▶ [Task data]:

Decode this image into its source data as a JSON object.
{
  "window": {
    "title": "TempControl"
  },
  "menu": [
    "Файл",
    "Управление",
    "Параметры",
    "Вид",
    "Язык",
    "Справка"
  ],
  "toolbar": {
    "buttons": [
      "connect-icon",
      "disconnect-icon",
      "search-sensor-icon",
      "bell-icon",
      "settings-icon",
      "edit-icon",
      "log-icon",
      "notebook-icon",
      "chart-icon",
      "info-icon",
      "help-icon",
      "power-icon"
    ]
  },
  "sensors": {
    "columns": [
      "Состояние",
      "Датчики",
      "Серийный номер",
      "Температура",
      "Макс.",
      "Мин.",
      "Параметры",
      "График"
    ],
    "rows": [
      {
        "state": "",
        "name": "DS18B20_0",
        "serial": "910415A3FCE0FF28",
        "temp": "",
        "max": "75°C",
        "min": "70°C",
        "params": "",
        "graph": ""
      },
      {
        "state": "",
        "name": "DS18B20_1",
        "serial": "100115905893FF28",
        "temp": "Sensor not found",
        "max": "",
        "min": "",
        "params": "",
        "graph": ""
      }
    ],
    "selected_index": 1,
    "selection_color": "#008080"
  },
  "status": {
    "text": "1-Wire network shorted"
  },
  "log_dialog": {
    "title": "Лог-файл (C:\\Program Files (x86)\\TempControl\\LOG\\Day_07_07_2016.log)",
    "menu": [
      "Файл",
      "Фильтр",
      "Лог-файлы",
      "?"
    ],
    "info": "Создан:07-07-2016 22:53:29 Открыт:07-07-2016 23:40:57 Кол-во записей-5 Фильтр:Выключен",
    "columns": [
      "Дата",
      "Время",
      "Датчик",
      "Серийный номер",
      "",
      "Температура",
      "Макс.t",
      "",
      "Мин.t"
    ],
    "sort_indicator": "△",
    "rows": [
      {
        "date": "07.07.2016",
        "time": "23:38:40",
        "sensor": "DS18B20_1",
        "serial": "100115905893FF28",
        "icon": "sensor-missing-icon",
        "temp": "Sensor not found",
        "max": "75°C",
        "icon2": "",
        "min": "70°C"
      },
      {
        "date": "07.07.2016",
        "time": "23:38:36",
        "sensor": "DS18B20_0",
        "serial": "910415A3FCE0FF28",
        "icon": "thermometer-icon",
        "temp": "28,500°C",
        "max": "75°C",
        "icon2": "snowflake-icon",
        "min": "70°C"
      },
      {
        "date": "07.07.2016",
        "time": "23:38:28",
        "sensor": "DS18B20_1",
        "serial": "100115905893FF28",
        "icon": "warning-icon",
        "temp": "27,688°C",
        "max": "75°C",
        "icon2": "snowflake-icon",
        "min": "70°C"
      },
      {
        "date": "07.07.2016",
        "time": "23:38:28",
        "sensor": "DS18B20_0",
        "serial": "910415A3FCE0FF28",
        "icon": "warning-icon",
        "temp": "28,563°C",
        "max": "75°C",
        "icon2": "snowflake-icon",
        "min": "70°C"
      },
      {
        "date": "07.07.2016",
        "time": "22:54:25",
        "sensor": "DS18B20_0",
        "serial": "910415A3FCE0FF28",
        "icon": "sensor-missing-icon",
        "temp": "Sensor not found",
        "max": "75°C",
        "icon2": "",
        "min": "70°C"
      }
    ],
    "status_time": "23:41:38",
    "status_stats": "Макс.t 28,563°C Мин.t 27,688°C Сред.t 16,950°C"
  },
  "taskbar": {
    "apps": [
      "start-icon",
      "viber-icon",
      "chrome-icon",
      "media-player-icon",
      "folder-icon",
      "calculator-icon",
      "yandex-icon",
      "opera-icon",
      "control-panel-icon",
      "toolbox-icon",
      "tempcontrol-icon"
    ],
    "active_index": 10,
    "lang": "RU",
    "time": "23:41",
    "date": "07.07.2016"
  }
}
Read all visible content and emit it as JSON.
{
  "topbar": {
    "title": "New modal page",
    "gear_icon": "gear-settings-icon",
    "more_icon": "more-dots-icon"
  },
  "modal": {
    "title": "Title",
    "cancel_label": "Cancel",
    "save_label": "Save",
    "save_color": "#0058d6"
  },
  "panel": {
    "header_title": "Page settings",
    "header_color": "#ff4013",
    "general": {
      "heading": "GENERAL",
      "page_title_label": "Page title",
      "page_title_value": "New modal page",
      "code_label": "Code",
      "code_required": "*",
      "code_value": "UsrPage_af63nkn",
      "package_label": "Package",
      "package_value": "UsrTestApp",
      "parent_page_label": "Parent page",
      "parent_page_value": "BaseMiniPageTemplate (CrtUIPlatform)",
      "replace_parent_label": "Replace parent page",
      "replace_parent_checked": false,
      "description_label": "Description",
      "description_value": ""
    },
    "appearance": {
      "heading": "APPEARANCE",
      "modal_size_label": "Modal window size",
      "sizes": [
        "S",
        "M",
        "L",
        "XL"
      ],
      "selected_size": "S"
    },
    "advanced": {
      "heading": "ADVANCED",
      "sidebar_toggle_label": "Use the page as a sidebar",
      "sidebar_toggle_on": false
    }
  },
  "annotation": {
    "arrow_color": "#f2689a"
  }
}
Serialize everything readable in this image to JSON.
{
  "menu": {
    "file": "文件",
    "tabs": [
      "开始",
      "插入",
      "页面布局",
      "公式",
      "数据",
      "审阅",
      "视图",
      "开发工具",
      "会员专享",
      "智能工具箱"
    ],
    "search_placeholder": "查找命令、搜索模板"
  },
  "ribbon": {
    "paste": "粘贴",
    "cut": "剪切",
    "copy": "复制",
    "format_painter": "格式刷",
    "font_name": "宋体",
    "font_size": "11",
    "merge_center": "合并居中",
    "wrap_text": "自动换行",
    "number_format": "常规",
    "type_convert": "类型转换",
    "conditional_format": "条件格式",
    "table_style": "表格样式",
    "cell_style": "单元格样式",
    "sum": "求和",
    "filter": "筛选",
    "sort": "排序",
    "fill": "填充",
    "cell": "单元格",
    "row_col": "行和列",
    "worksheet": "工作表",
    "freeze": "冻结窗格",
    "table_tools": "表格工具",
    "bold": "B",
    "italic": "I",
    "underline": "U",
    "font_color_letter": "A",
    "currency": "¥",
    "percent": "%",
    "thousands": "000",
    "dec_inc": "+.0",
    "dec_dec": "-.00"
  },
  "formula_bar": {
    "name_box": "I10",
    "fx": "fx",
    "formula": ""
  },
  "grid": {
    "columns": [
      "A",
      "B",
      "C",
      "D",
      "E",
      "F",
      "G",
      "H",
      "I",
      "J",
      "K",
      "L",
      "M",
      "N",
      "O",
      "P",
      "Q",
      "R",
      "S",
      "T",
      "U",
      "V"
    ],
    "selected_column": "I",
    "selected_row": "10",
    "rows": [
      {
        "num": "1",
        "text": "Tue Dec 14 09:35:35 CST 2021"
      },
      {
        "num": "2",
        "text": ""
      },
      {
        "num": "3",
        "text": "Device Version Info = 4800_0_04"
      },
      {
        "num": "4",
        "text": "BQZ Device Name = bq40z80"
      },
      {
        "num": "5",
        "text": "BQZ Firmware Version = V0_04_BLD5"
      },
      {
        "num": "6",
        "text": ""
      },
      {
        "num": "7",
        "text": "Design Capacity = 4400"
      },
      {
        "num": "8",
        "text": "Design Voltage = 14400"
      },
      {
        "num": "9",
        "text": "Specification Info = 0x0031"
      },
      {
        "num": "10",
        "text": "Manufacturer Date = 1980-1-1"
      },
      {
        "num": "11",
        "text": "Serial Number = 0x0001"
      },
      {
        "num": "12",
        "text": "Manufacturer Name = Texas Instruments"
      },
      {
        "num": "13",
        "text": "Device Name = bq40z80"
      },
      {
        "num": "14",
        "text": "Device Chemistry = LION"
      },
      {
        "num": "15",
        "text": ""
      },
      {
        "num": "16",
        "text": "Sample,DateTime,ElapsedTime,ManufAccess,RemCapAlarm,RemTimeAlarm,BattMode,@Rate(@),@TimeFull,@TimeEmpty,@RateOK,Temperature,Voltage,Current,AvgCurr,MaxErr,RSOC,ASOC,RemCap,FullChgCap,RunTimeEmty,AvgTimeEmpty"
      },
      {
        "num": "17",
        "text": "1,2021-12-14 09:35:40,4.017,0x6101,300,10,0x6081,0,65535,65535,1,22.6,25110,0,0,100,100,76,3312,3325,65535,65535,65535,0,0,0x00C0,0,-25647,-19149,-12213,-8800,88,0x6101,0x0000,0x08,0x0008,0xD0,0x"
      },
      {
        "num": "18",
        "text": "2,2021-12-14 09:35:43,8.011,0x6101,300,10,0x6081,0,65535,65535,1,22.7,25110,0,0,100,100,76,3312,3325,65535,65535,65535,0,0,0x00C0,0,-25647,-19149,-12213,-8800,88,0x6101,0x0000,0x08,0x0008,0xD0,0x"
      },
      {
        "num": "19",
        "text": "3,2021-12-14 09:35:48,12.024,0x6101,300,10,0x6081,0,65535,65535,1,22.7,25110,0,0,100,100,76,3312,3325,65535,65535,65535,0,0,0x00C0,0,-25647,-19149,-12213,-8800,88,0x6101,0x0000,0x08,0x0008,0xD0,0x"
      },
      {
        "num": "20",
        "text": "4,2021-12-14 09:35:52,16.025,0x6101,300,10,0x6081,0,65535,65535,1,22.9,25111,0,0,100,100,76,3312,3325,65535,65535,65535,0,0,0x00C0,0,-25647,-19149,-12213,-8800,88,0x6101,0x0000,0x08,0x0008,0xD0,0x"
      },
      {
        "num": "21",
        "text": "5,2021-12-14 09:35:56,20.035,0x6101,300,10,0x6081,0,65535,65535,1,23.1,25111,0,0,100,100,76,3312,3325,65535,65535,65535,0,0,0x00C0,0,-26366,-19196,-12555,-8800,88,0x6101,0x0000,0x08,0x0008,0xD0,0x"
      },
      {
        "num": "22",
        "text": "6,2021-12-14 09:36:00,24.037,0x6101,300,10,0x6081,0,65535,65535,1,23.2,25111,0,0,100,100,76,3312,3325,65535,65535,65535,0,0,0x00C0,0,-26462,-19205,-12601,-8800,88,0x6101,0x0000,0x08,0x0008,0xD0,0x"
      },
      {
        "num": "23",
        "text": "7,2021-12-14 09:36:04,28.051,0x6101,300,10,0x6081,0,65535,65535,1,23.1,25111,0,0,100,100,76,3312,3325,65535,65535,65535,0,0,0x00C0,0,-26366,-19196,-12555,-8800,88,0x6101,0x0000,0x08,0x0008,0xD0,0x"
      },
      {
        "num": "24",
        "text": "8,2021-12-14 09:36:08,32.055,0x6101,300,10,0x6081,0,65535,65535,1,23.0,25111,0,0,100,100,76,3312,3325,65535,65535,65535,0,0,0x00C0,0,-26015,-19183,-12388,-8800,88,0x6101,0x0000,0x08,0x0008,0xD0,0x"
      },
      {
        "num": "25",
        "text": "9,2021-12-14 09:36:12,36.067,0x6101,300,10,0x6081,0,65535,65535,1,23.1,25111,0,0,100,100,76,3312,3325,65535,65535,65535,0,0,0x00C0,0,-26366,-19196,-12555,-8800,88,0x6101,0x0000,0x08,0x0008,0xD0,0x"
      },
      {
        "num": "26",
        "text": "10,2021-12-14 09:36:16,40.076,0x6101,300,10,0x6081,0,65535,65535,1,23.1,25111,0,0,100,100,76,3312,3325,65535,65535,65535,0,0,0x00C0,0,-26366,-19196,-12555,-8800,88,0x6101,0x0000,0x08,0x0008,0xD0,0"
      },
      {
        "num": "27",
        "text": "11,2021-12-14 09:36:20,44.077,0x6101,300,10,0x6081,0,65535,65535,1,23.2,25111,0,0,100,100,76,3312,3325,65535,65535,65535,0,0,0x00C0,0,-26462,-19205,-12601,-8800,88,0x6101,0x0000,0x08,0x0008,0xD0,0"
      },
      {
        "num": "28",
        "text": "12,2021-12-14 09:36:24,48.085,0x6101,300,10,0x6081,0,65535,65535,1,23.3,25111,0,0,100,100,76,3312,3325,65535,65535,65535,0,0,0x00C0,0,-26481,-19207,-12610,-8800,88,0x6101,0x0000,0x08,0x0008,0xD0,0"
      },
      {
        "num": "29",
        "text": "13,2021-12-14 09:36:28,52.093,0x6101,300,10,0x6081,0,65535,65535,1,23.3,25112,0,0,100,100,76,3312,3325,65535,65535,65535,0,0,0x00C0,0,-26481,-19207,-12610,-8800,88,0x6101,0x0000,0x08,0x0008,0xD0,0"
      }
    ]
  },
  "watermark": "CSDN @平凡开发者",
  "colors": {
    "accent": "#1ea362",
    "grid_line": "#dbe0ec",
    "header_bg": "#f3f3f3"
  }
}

▶ [Aim of the exercise]:
Check each line above for the word "settings" and give the number of lines that have it, nothing else.

▶ [Solved problem]:
3